* [STATED EXERCISE]: How many lines in the listing below include the word "search"? Answer with the number and nothing else.

⟨

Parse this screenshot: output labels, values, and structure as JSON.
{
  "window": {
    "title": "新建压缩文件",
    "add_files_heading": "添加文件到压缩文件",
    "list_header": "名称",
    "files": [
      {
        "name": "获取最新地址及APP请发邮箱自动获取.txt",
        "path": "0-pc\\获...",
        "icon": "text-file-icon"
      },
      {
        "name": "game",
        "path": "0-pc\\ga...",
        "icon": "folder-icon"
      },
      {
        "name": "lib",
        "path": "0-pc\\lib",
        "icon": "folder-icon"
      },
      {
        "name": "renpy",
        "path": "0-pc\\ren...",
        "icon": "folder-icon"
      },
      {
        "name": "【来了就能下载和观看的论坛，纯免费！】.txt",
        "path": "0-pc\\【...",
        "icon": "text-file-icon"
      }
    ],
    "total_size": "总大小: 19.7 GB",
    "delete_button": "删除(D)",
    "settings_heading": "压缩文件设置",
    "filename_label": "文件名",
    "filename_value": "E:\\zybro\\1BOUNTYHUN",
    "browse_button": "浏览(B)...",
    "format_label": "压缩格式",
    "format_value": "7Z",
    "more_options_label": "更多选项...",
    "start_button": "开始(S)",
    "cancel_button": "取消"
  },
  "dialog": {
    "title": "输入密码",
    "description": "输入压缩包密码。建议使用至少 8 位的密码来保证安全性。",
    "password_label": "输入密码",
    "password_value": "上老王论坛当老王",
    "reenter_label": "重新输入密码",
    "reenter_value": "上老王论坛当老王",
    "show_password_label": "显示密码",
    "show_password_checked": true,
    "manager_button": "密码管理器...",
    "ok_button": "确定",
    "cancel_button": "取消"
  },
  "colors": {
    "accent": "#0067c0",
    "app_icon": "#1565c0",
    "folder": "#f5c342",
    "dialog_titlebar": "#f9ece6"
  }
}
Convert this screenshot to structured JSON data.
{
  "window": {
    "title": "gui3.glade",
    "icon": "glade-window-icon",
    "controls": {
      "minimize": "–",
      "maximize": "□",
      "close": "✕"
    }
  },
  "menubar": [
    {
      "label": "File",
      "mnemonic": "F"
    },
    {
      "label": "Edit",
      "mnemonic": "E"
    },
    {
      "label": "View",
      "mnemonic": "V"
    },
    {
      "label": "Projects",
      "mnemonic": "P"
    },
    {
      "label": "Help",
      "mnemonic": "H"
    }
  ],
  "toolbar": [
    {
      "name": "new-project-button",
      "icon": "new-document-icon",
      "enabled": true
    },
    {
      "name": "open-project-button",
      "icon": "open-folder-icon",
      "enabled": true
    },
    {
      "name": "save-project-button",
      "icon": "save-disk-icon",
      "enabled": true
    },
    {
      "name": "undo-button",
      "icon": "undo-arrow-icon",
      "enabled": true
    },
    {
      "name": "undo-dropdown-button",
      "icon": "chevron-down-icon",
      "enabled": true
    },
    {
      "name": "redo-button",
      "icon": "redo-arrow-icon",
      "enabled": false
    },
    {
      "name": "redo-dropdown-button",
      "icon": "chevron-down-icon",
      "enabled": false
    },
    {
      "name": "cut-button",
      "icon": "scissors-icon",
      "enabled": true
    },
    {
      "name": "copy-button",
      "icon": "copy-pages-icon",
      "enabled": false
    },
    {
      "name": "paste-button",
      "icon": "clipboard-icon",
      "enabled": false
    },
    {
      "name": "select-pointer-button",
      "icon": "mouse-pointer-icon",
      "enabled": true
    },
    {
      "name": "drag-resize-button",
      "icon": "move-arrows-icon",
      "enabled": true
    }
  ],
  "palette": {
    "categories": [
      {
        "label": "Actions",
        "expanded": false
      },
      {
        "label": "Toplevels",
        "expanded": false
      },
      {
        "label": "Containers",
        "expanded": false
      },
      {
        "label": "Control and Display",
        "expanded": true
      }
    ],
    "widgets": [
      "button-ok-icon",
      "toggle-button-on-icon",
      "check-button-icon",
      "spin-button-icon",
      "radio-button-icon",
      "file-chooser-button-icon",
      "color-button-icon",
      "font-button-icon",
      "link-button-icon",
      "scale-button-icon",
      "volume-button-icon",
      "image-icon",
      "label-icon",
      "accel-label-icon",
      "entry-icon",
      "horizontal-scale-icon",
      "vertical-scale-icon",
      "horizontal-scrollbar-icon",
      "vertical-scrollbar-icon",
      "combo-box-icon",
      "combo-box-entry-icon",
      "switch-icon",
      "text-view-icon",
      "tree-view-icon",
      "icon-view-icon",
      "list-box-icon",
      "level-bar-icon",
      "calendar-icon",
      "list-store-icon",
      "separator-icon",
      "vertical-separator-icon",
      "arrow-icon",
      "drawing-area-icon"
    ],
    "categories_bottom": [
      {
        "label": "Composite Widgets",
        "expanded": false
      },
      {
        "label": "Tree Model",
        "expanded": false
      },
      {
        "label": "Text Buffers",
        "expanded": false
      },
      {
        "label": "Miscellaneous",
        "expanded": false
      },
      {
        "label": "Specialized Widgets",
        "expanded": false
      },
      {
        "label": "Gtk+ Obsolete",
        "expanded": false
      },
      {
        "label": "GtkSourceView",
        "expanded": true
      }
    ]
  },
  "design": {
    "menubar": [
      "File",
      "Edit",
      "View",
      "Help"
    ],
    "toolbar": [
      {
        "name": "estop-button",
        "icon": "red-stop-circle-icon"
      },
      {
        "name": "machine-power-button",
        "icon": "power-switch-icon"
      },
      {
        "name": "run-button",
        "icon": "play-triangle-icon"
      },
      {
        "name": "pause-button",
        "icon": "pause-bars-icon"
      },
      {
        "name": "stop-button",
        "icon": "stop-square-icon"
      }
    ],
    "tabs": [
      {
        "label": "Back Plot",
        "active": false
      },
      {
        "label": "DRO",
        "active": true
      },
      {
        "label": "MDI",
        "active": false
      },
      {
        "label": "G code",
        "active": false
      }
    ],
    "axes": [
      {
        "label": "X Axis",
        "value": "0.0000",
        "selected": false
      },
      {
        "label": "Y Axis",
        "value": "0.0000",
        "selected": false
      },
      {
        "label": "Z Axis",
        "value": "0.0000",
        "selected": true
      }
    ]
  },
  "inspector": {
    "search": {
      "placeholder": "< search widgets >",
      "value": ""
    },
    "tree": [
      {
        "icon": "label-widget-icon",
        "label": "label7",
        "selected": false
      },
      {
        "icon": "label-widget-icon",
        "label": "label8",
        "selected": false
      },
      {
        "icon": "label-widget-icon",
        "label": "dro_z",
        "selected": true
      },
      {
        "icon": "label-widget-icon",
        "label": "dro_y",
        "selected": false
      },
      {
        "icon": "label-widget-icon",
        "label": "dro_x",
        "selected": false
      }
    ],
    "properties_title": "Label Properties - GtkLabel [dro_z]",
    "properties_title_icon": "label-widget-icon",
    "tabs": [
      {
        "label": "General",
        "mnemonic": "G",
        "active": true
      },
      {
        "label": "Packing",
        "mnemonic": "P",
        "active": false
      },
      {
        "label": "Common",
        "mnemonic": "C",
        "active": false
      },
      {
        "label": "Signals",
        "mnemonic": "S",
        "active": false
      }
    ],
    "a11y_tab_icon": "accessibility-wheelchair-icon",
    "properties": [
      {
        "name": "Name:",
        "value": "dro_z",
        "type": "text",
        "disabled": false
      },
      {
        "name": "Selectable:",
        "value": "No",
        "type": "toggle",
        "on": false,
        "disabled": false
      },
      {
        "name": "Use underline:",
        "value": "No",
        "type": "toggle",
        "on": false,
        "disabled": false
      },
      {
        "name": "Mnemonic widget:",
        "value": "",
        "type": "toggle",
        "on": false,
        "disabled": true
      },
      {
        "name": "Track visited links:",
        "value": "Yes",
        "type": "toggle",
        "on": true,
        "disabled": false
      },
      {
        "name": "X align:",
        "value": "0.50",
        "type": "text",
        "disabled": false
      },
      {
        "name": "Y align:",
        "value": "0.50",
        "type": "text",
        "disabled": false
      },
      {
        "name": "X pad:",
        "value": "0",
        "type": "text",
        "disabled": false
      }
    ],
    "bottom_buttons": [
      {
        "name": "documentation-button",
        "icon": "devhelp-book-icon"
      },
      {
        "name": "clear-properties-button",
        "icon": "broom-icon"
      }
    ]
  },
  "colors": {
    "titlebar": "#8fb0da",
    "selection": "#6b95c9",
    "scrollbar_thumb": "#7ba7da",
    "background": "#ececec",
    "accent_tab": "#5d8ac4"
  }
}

⟩

* [OUTPUT FOR THIS EXERCISE]: 2